=== Source text ===
Now it looks a lot more like a river:


Animation

Our river now looks a lot more like a real one, with one big exception: it’s standing still!

Okay, so we need to animate it. The first thing that you may think of is to use sprite sheet animation. And that may well work, but in order to keep more flexibility and save a bit on texture memory, we’ll do something more interesting.

Instead of changing the texture, we can change the way the texture maps to the geometry. We do this by changing texture coordinates for our vertices. This will only work for tileable textures with mapping set to repeat.

An easy way to implement this is to change the texture coordinates on the CPU and send the results to the GPU every frame. That’s usually a good way to start an implementation this kind of technique, since debugging is much easier. However, we are going to dive straight into the best way we can accomplish this: animating texture coordinates using vertex shaders.

From experience I can tell that people are sometimes intimidated by shaders, probably because of their connection to the advanced graphical effects of blockbuster games. Truth be told the concept behind them is extremely simple, and if you can write a program, you can write a shader – that’s all they are, small programs running on the GPU. We are going to use a vertex shader to animate our river, there are several other types of shaders, but we can do without them.

As the name implies, vertex shaders process vertices. They run for every vertex, and take as an input vertex attributes: position, texture coordinates and color.

Our goal is to offset the X value of river’s texture coordinate to simulate flow. We keep a flow counter and increase it every frame by time delta. We can specify an additional parameter for speed of the animation. Offset value should be passed to the shader as an uniform (constant) value, a way to provide shader program with more information than just vertices. This value is usually a four-component vector; we are just going to use the X component to store the value, while setting Y, Z, and W to 0.

// Texture offset at index 5, which we later reference in the shader
context.setProgramConstantsFromVector(Context3DProgramType.VERTEX, 5,
    new [-_textureOffset, 0, 0, 0], 1);

This implementation uses the AGAL shader language. It can be a bit hard to understand, as it is an assembly like language. You can learn more about it here.

Vertex shader:

m44 op, va0, vc0 // Calculate vertex world position
mul v0, va1, vc4 // Calculate vertex color
// Add vertex texture coordinate (va2) and our texture offset constant (vc5):
add v1, va2, vc5

Animation in action:


Why Stop Here?

=== Information shown ===
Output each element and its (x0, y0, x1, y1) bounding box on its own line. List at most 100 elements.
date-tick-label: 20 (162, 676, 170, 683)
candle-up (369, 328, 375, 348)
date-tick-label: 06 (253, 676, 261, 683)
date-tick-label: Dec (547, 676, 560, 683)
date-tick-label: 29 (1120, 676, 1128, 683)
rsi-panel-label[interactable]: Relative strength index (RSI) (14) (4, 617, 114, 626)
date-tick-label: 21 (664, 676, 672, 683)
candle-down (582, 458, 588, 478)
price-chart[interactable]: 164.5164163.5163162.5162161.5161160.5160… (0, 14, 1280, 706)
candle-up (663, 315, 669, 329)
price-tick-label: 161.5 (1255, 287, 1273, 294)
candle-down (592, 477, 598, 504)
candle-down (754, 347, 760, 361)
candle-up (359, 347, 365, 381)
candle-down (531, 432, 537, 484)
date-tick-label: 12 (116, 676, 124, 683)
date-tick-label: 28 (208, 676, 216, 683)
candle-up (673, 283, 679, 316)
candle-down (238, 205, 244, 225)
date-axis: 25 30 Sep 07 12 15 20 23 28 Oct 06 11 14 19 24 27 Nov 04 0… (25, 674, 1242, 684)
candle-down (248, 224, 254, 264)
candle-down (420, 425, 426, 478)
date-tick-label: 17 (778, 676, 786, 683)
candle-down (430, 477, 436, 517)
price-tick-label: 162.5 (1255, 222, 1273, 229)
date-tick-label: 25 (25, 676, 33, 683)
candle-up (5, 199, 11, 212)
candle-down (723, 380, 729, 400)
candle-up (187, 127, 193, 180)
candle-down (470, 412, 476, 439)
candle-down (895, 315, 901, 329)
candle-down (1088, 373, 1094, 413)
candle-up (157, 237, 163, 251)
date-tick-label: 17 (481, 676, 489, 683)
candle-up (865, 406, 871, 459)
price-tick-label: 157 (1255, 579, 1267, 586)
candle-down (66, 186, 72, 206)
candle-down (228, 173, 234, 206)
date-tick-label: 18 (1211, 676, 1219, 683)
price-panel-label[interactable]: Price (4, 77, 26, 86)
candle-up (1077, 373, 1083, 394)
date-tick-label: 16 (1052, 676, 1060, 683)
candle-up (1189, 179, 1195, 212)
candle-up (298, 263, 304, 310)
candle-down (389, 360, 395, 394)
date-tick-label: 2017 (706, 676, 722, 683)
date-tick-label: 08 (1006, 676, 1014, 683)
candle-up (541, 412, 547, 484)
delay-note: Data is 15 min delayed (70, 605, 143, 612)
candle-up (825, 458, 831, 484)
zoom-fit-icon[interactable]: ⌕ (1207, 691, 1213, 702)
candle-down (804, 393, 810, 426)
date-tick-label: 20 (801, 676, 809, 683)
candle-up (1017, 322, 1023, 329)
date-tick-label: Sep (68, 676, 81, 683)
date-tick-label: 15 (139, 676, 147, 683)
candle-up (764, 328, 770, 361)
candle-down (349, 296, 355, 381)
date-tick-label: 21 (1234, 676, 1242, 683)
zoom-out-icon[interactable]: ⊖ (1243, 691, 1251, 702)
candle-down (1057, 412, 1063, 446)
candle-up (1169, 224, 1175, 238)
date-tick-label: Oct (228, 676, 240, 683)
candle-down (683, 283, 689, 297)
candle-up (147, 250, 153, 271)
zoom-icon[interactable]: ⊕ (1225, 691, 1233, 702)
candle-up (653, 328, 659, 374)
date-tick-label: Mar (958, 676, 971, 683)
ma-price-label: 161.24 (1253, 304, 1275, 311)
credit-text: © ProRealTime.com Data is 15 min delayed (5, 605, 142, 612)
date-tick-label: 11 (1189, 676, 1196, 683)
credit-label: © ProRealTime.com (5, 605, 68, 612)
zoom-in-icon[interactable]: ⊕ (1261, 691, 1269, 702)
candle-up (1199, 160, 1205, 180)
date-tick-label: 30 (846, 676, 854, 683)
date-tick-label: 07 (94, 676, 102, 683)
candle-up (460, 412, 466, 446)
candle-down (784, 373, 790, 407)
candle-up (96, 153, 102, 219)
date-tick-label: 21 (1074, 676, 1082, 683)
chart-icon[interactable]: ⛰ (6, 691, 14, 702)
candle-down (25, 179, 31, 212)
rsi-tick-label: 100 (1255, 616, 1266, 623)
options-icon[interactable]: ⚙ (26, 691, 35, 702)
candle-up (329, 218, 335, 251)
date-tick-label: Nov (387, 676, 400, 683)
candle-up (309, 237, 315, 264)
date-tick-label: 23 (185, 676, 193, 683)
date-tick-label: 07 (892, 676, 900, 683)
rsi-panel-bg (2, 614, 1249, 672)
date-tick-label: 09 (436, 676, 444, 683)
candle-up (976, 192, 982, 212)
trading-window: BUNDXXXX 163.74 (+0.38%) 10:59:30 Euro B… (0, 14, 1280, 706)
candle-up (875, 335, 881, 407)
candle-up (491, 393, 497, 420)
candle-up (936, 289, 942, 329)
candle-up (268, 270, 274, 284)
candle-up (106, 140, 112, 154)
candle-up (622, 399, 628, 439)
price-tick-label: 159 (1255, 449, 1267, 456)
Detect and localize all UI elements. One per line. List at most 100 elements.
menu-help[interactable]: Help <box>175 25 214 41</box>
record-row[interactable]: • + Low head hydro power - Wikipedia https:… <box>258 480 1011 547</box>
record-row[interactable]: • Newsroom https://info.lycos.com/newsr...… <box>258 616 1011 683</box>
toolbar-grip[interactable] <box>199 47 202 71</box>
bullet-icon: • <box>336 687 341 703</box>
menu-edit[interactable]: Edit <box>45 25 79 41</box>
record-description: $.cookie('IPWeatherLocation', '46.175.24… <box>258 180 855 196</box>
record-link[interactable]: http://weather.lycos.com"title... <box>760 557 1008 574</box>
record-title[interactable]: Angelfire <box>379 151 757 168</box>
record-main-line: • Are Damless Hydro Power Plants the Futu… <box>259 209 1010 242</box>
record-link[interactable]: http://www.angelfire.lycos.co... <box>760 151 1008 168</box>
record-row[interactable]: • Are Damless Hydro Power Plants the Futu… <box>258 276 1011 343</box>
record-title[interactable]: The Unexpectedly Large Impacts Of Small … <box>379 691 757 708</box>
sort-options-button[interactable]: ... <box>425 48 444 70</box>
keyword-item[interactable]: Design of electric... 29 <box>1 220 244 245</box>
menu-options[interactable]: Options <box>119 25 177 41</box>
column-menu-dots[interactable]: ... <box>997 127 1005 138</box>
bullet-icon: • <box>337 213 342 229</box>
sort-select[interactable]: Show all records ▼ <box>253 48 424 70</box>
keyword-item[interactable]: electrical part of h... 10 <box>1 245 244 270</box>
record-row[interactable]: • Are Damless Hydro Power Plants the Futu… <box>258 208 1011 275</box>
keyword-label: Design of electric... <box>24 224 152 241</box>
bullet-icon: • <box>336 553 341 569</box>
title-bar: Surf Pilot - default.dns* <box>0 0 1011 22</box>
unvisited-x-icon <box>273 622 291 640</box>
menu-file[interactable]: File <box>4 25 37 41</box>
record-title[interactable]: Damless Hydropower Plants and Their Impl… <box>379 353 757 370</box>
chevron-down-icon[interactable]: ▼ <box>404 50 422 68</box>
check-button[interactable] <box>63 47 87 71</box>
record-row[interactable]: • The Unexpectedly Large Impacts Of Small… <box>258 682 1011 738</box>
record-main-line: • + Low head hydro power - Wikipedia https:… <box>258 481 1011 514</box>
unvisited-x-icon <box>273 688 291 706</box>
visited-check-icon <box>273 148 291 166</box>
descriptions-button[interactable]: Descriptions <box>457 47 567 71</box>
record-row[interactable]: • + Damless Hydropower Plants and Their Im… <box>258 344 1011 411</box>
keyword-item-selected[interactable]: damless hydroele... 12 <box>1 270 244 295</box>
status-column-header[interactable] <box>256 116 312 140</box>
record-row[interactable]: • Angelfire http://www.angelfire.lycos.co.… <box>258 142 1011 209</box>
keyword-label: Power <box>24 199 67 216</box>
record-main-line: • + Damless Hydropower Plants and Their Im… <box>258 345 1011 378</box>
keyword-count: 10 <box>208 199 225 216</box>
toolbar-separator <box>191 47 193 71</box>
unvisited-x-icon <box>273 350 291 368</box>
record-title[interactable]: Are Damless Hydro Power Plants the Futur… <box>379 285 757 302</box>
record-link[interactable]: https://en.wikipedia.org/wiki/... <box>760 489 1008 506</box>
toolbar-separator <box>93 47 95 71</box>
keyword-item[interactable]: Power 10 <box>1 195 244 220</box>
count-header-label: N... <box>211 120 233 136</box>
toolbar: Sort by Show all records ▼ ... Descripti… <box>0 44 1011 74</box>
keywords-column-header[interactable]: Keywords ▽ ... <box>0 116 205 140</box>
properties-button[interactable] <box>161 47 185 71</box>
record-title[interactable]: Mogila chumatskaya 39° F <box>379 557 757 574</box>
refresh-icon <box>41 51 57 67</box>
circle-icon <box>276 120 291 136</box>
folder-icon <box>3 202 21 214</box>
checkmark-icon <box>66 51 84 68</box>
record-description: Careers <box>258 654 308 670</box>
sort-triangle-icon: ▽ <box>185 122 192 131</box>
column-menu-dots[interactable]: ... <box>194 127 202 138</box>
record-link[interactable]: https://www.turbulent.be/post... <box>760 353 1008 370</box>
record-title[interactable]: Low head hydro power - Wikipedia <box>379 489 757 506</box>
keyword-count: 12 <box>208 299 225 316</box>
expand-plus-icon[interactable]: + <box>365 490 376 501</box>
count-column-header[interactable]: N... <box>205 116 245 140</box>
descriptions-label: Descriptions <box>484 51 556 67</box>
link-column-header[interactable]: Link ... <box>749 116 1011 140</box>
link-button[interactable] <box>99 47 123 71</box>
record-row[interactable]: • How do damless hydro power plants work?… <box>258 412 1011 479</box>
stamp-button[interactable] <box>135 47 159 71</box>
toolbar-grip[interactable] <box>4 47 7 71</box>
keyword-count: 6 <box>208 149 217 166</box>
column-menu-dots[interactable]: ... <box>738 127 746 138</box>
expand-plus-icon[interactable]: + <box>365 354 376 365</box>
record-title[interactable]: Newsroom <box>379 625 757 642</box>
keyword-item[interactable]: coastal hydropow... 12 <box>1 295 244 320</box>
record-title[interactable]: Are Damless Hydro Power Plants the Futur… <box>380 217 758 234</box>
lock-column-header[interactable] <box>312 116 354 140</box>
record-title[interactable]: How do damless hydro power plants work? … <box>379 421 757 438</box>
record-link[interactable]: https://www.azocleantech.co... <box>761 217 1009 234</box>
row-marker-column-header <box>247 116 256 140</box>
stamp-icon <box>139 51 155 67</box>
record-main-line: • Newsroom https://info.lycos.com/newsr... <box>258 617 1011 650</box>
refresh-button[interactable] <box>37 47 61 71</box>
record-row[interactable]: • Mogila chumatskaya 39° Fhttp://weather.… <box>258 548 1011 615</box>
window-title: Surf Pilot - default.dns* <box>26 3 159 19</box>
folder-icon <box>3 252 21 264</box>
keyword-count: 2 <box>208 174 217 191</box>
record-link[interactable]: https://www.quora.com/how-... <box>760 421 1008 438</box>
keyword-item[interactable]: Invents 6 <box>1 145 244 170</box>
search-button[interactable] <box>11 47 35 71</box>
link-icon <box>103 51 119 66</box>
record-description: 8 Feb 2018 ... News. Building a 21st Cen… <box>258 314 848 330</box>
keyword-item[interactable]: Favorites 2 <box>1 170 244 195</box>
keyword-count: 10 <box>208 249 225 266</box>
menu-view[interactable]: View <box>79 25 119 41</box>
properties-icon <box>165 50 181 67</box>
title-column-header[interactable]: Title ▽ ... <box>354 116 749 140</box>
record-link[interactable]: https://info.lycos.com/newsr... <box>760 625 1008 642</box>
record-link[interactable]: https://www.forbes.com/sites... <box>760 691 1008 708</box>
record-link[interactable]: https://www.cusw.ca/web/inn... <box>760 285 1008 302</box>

=== Exercise brief ===
Pick up the tutorial on animating a river texture with a vertex shader and continue it from its final line.

=== Exercise response ===
We are pretty much done, except that our river still looks unnatural. The plain cut between background and the river is a real eyesore. To solve this you can use an additional layer of the river, slightly thicker, and a special texture, which would overlay the river banks and cover the ugly transition.

And since the demo represents river of molten lava, we can’t possibly go without a little glow! Make another instance of river geometry, now using a glow texture and set its blending mode to “add”. For even more fun, add smooth animation of the glow alpha value.

Final demo:

Of course, you can do a lot more than just rivers using this kind of effect. I’ve seen it used for ghost particle effects, waterfalls or even for animating chains. There is a lot of room for further improvement, performance wise final version from above can be done using one draw call if textures are merged to an atlas. Long rivers should be split into multiple parts and culled. A major extension would be to implement forking of curve nodes to enable multiple river paths and in turn simulate bifurcation.

I’m using this technique in our latest game, and I’m very pleased with what we can do with it. We are using it for rivers and roads (without animation, obviously). I’m thinking of using a similar effect for lakes.


Conclusion

I hope I gave you some ideas about how to think outside of regular graphic techniques, such as using sprite sheets or tile sets to accomplish effects like this. It requires a little bit more work, a little math, and some GPU programming knowledge, but in return you get much greater flexibility.